> **Problem details**
Without altering a word, return the records below, but exclude the pictures.
────────────────
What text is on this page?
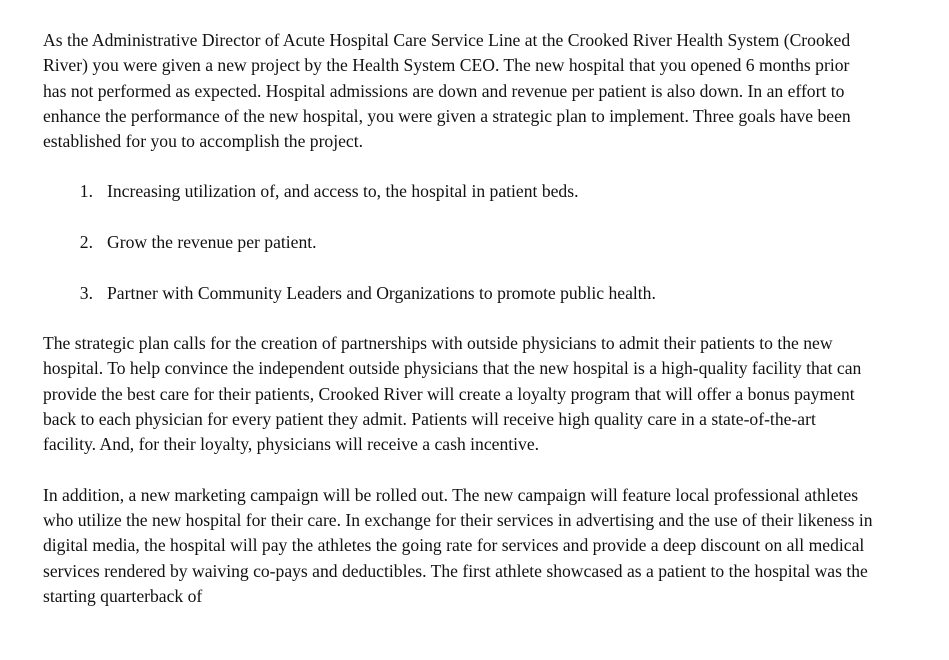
As the Administrative Director of Acute Hospital Care Service Line at the Crooked River Health System (Crooked River) you were given a new project by the Health System CEO. The new hospital that you opened 6 months prior has not performed as expected. Hospital admissions are down and revenue per patient is also down. In an effort to enhance the performance of the new hospital, you were given a strategic plan to implement. Three goals have been established for you to accomplish the project.

1. Increasing utilization of, and access to, the hospital in patient beds.
2. Grow the revenue per patient.
3. Partner with Community Leaders and Organizations to promote public health.

The strategic plan calls for the creation of partnerships with outside physicians to admit their patients to the new hospital. To help convince the independent outside physicians that the new hospital is a high-quality facility that can provide the best care for their patients, Crooked River will create a loyalty program that will offer a bonus payment back to each physician for every patient they admit. Patients will receive high quality care in a state-of-the-art facility. And, for their loyalty, physicians will receive a cash incentive.

In addition, a new marketing campaign will be rolled out. The new campaign will feature local professional athletes who utilize the new hospital for their care. In exchange for their services in advertising and the use of their likeness in digital media, the hospital will pay the athletes the going rate for services and provide a deep discount on all medical services rendered by waiving co-pays and deductibles. The first athlete showcased as a patient to the hospital was the starting quarterback of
────────────────
> **Response to this task**
What text is on this page?
As the Administrative Director of Acute Hospital Care Service Line at the Crooked River Health System (Crooked River) you were given a new project by the Health System CEO. The new hospital that you opened 6 months prior has not performed as expected. Hospital admissions are down and revenue per patient is also down. In an effort to enhance the performance of the new hospital, you were given a strategic plan to implement. Three goals have been established for you to accomplish the project.

1. Increasing utilization of, and access to, the hospital in patient beds.
2. Grow the revenue per patient.
3. Partner with Community Leaders and Organizations to promote public health.

The strategic plan calls for the creation of partnerships with outside physicians to admit their patients to the new hospital. To help convince the independent outside physicians that the new hospital is a high-quality facility that can provide the best care for their patients, Crooked River will create a loyalty program that will offer a bonus payment back to each physician for every patient they admit. Patients will receive high quality care in a state-of-the-art facility. And, for their loyalty, physicians will receive a cash incentive.

In addition, a new marketing campaign will be rolled out. The new campaign will feature local professional athletes who utilize the new hospital for their care. In exchange for their services in advertising and the use of their likeness in digital media, the hospital will pay the athletes the going rate for services and provide a deep discount on all medical services rendered by waiving co-pays and deductibles. The first athlete showcased as a patient to the hospital was the starting quarterback of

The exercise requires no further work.